## Exercise task
Find how many lines in the data below include the word "para", then write only that number.

==== Materials provided ====

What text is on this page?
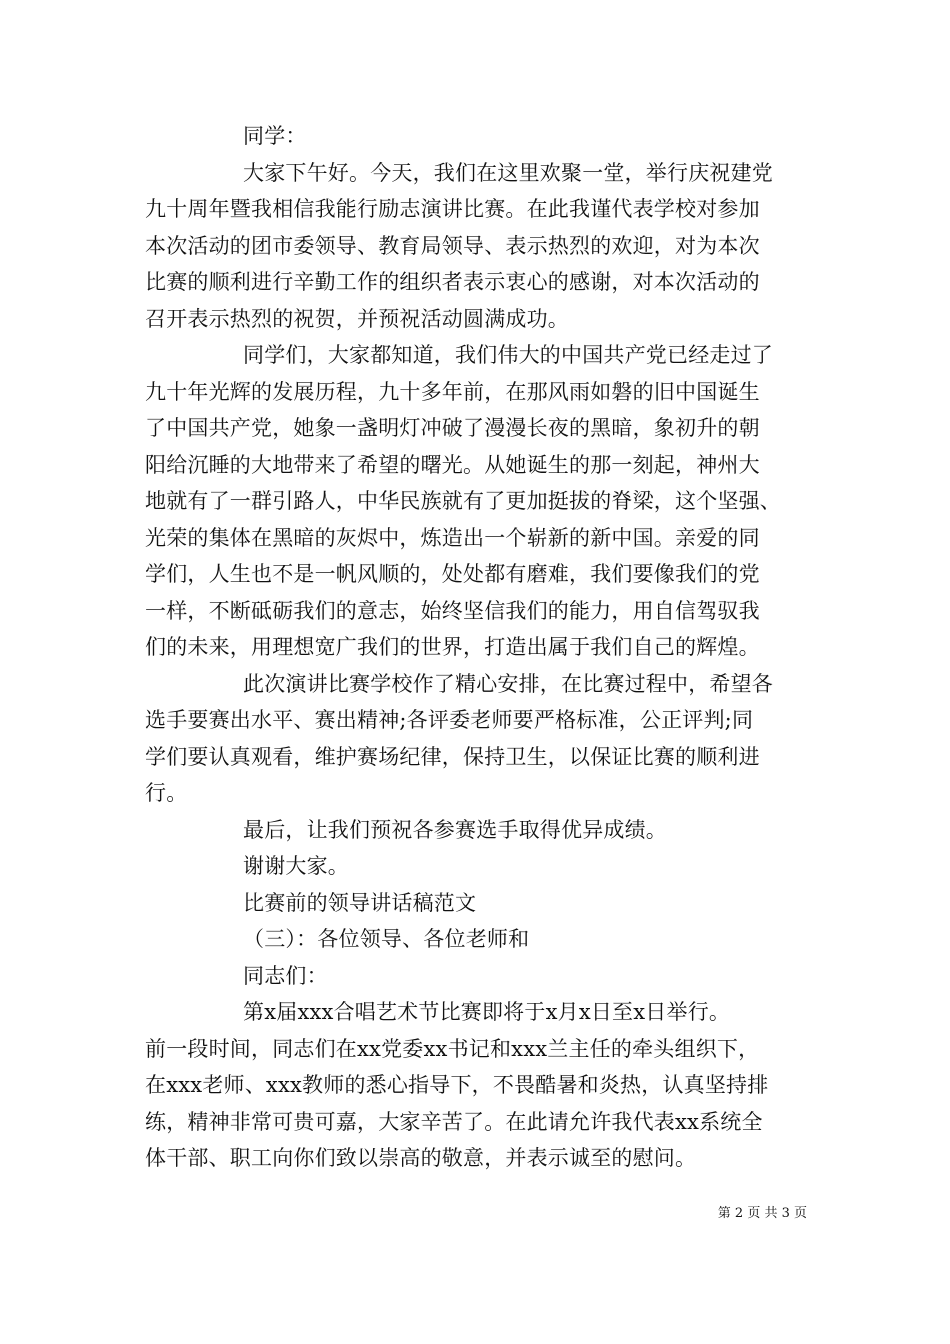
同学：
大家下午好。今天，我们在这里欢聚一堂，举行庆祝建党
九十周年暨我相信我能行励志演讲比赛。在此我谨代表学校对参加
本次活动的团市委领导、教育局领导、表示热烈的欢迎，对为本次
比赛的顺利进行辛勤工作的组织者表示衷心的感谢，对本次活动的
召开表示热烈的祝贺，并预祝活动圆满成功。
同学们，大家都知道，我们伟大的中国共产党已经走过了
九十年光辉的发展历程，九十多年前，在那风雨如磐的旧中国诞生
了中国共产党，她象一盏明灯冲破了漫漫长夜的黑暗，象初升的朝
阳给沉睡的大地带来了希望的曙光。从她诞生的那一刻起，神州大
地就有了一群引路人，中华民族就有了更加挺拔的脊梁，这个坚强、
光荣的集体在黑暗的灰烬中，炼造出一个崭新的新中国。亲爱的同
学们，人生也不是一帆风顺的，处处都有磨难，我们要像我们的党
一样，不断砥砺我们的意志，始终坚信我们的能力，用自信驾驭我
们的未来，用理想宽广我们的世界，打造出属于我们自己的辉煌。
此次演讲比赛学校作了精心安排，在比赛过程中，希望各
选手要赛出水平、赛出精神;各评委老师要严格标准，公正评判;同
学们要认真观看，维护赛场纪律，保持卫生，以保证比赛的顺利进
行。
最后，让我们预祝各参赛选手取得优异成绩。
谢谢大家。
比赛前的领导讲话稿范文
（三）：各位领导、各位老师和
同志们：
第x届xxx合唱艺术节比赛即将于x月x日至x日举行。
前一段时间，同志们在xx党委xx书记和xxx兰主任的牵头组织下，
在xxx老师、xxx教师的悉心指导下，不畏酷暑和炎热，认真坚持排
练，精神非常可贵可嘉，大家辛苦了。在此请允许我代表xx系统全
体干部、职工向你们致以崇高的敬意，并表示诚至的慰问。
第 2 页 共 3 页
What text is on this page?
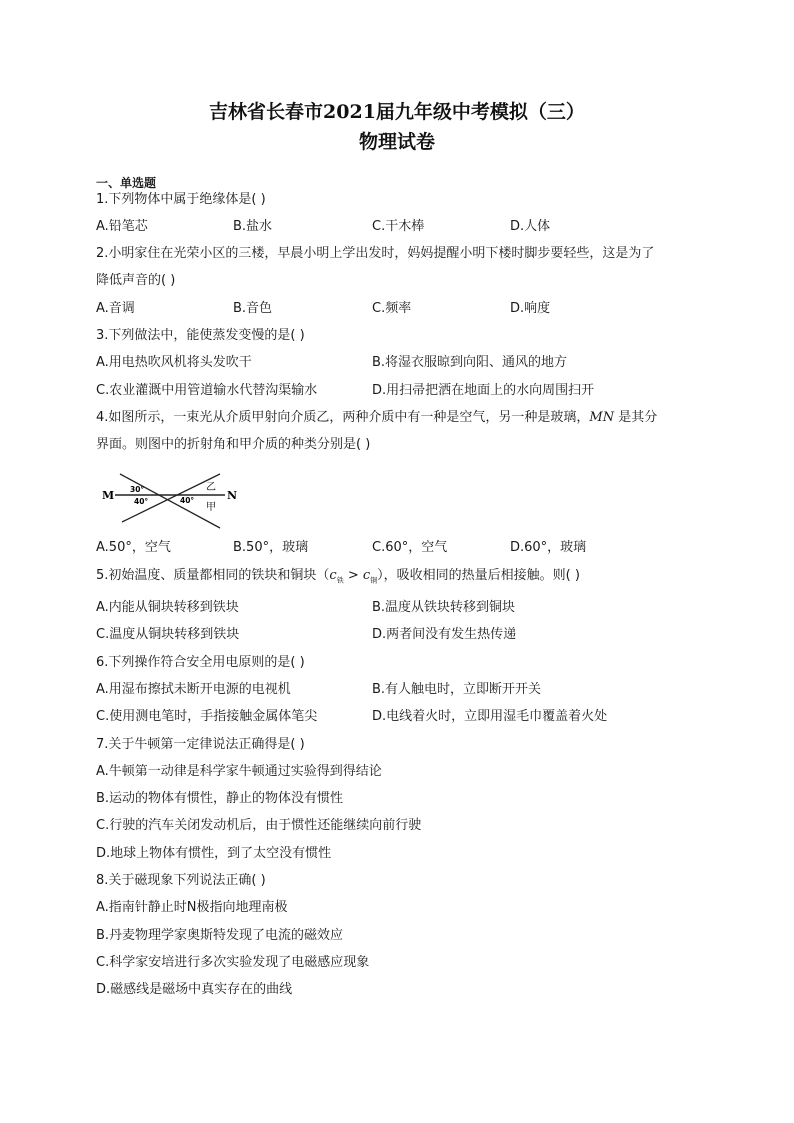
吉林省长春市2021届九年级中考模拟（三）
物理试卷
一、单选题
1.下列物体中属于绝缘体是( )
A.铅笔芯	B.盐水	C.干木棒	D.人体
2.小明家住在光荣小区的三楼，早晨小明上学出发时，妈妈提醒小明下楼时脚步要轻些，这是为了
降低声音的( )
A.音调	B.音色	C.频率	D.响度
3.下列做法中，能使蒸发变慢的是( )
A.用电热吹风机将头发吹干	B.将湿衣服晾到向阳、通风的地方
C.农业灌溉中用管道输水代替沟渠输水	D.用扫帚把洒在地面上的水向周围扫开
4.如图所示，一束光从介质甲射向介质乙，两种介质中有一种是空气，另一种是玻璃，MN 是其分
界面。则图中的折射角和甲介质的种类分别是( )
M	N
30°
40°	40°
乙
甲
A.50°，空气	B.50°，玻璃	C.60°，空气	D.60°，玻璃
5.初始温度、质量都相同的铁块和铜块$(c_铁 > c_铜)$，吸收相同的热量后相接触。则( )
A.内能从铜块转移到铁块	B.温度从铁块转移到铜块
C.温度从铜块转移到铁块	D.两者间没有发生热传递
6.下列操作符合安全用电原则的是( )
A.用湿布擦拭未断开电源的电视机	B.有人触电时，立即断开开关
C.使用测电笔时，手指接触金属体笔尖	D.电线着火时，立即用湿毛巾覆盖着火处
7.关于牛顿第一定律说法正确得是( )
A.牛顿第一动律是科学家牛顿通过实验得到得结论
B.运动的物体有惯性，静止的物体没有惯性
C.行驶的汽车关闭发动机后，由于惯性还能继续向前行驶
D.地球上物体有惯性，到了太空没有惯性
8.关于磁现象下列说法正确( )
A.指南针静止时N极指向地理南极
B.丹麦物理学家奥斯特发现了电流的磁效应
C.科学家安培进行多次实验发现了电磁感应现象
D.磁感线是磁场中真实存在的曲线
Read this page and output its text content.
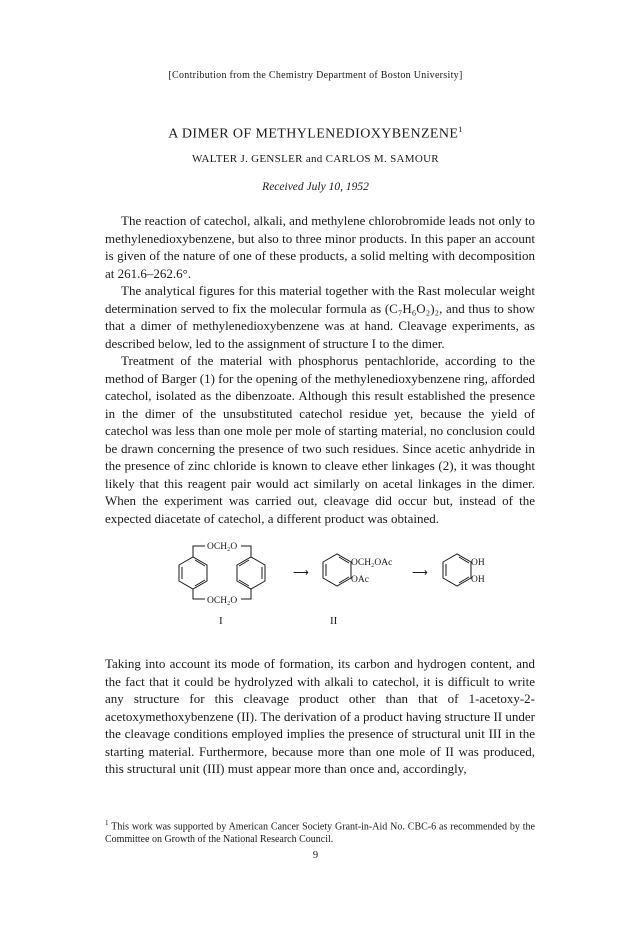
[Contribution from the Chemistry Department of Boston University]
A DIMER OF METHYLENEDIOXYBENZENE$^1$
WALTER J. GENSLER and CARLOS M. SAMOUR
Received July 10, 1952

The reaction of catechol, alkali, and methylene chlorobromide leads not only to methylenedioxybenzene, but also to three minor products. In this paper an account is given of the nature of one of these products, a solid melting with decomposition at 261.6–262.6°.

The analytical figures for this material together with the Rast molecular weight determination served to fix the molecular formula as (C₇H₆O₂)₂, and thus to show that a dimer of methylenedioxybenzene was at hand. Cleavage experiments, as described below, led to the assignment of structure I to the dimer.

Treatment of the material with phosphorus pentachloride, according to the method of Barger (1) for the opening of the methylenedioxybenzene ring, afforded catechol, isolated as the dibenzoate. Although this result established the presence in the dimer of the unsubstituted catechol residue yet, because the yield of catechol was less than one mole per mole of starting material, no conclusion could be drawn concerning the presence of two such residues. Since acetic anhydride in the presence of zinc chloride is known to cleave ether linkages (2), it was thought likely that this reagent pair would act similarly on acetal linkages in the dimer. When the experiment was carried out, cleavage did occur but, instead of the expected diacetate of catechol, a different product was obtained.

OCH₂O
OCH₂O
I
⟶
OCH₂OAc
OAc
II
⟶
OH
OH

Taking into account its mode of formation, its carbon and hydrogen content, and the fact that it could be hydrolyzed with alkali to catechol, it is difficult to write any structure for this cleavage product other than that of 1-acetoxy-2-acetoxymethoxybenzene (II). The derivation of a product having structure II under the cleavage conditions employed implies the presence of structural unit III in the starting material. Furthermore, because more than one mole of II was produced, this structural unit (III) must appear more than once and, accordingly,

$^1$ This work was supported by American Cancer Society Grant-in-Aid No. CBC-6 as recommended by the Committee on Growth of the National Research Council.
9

====
==== Materials provided ====

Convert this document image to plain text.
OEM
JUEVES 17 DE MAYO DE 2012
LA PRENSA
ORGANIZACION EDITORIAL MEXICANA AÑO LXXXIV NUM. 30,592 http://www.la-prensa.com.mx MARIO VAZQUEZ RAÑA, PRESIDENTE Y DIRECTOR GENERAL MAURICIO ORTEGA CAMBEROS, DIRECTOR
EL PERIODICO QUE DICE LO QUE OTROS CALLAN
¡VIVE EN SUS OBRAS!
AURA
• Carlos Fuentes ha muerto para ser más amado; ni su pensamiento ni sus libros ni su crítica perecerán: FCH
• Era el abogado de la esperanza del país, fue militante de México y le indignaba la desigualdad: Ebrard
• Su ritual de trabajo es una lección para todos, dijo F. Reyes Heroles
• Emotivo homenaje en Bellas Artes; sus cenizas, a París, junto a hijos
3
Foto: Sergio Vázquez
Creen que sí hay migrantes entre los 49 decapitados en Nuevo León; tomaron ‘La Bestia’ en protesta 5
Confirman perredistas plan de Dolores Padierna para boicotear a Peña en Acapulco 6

====

## Final answer
3